---- Source records

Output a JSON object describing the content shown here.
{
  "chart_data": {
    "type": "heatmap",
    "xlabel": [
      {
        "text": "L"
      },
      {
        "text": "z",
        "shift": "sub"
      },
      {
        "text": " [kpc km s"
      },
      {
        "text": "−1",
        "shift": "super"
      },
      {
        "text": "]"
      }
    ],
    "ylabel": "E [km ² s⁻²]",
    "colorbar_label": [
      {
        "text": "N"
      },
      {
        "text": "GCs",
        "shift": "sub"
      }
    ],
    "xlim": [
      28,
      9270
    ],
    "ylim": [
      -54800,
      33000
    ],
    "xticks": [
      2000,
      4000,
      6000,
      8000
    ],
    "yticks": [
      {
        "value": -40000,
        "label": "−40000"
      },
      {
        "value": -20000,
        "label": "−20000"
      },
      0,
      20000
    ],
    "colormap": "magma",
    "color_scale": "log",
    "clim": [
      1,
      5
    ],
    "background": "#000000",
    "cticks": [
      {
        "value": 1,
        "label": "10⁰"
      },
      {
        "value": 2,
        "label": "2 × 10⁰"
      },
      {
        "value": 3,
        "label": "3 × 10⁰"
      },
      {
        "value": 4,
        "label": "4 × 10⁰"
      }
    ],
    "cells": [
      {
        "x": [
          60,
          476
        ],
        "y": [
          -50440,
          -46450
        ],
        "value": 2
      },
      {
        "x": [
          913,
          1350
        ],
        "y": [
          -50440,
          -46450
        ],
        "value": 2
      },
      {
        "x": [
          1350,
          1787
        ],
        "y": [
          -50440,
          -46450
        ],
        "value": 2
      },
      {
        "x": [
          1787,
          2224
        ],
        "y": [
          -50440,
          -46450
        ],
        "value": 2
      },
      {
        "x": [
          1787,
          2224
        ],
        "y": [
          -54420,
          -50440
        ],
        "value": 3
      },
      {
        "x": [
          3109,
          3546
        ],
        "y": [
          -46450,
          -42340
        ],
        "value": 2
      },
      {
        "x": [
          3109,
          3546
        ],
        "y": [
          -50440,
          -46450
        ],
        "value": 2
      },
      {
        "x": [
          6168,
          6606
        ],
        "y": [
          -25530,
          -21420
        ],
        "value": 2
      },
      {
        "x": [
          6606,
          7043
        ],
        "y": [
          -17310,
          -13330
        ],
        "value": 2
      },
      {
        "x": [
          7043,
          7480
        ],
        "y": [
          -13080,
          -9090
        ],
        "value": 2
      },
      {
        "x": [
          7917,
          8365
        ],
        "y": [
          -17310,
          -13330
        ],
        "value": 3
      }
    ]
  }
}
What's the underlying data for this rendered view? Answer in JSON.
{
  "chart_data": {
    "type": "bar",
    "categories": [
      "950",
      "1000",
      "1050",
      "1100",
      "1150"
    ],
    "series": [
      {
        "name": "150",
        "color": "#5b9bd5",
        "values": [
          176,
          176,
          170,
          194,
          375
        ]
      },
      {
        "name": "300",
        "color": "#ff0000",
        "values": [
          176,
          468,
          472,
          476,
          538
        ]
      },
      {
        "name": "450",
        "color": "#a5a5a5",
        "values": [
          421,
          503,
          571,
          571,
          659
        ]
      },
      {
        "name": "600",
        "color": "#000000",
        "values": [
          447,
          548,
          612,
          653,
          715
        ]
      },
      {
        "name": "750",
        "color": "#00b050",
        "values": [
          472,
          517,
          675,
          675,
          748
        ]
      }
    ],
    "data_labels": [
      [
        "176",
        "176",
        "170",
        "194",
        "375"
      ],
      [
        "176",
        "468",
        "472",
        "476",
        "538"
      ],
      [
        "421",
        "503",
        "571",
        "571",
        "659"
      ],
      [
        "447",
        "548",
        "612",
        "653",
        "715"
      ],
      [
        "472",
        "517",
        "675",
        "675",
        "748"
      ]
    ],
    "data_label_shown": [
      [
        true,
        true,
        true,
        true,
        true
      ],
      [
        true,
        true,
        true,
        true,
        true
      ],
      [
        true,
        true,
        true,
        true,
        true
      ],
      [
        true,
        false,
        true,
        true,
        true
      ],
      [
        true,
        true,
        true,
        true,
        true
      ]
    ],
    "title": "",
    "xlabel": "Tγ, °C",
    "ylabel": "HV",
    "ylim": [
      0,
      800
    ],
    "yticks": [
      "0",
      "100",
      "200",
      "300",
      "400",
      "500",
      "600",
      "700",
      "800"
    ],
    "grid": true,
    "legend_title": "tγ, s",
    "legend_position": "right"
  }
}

--------

▶ Written instruction
Reproduce all the records precisely.

▶ Finished task
Output a JSON object describing the content shown here.
{
  "chart_data": {
    "type": "heatmap",
    "xlabel": [
      {
        "text": "L"
      },
      {
        "text": "z",
        "shift": "sub"
      },
      {
        "text": " [kpc km s"
      },
      {
        "text": "−1",
        "shift": "super"
      },
      {
        "text": "]"
      }
    ],
    "ylabel": "E [km ² s⁻²]",
    "colorbar_label": [
      {
        "text": "N"
      },
      {
        "text": "GCs",
        "shift": "sub"
      }
    ],
    "xlim": [
      28,
      9270
    ],
    "ylim": [
      -54800,
      33000
    ],
    "xticks": [
      2000,
      4000,
      6000,
      8000
    ],
    "yticks": [
      {
        "value": -40000,
        "label": "−40000"
      },
      {
        "value": -20000,
        "label": "−20000"
      },
      0,
      20000
    ],
    "colormap": "magma",
    "color_scale": "log",
    "clim": [
      1,
      5
    ],
    "background": "#000000",
    "cticks": [
      {
        "value": 1,
        "label": "10⁰"
      },
      {
        "value": 2,
        "label": "2 × 10⁰"
      },
      {
        "value": 3,
        "label": "3 × 10⁰"
      },
      {
        "value": 4,
        "label": "4 × 10⁰"
      }
    ],
    "cells": [
      {
        "x": [
          60,
          476
        ],
        "y": [
          -50440,
          -46450
        ],
        "value": 2
      },
      {
        "x": [
          913,
          1350
        ],
        "y": [
          -50440,
          -46450
        ],
        "value": 2
      },
      {
        "x": [
          1350,
          1787
        ],
        "y": [
          -50440,
          -46450
        ],
        "value": 2
      },
      {
        "x": [
          1787,
          2224
        ],
        "y": [
          -50440,
          -46450
        ],
        "value": 2
      },
      {
        "x": [
          1787,
          2224
        ],
        "y": [
          -54420,
          -50440
        ],
        "value": 3
      },
      {
        "x": [
          3109,
          3546
        ],
        "y": [
          -46450,
          -42340
        ],
        "value": 2
      },
      {
        "x": [
          3109,
          3546
        ],
        "y": [
          -50440,
          -46450
        ],
        "value": 2
      },
      {
        "x": [
          6168,
          6606
        ],
        "y": [
          -25530,
          -21420
        ],
        "value": 2
      },
      {
        "x": [
          6606,
          7043
        ],
        "y": [
          -17310,
          -13330
        ],
        "value": 2
      },
      {
        "x": [
          7043,
          7480
        ],
        "y": [
          -13080,
          -9090
        ],
        "value": 2
      },
      {
        "x": [
          7917,
          8365
        ],
        "y": [
          -17310,
          -13330
        ],
        "value": 3
      }
    ]
  }
}
What's the underlying data for this rendered view? Answer in JSON.
{
  "chart_data": {
    "type": "bar",
    "categories": [
      "950",
      "1000",
      "1050",
      "1100",
      "1150"
    ],
    "series": [
      {
        "name": "150",
        "color": "#5b9bd5",
        "values": [
          176,
          176,
          170,
          194,
          375
        ]
      },
      {
        "name": "300",
        "color": "#ff0000",
        "values": [
          176,
          468,
          472,
          476,
          538
        ]
      },
      {
        "name": "450",
        "color": "#a5a5a5",
        "values": [
          421,
          503,
          571,
          571,
          659
        ]
      },
      {
        "name": "600",
        "color": "#000000",
        "values": [
          447,
          548,
          612,
          653,
          715
        ]
      },
      {
        "name": "750",
        "color": "#00b050",
        "values": [
          472,
          517,
          675,
          675,
          748
        ]
      }
    ],
    "data_labels": [
      [
        "176",
        "176",
        "170",
        "194",
        "375"
      ],
      [
        "176",
        "468",
        "472",
        "476",
        "538"
      ],
      [
        "421",
        "503",
        "571",
        "571",
        "659"
      ],
      [
        "447",
        "548",
        "612",
        "653",
        "715"
      ],
      [
        "472",
        "517",
        "675",
        "675",
        "748"
      ]
    ],
    "data_label_shown": [
      [
        true,
        true,
        true,
        true,
        true
      ],
      [
        true,
        true,
        true,
        true,
        true
      ],
      [
        true,
        true,
        true,
        true,
        true
      ],
      [
        true,
        false,
        true,
        true,
        true
      ],
      [
        true,
        true,
        true,
        true,
        true
      ]
    ],
    "title": "",
    "xlabel": "Tγ, °C",
    "ylabel": "HV",
    "ylim": [
      0,
      800
    ],
    "yticks": [
      "0",
      "100",
      "200",
      "300",
      "400",
      "500",
      "600",
      "700",
      "800"
    ],
    "grid": true,
    "legend_title": "tγ, s",
    "legend_position": "right"
  }
}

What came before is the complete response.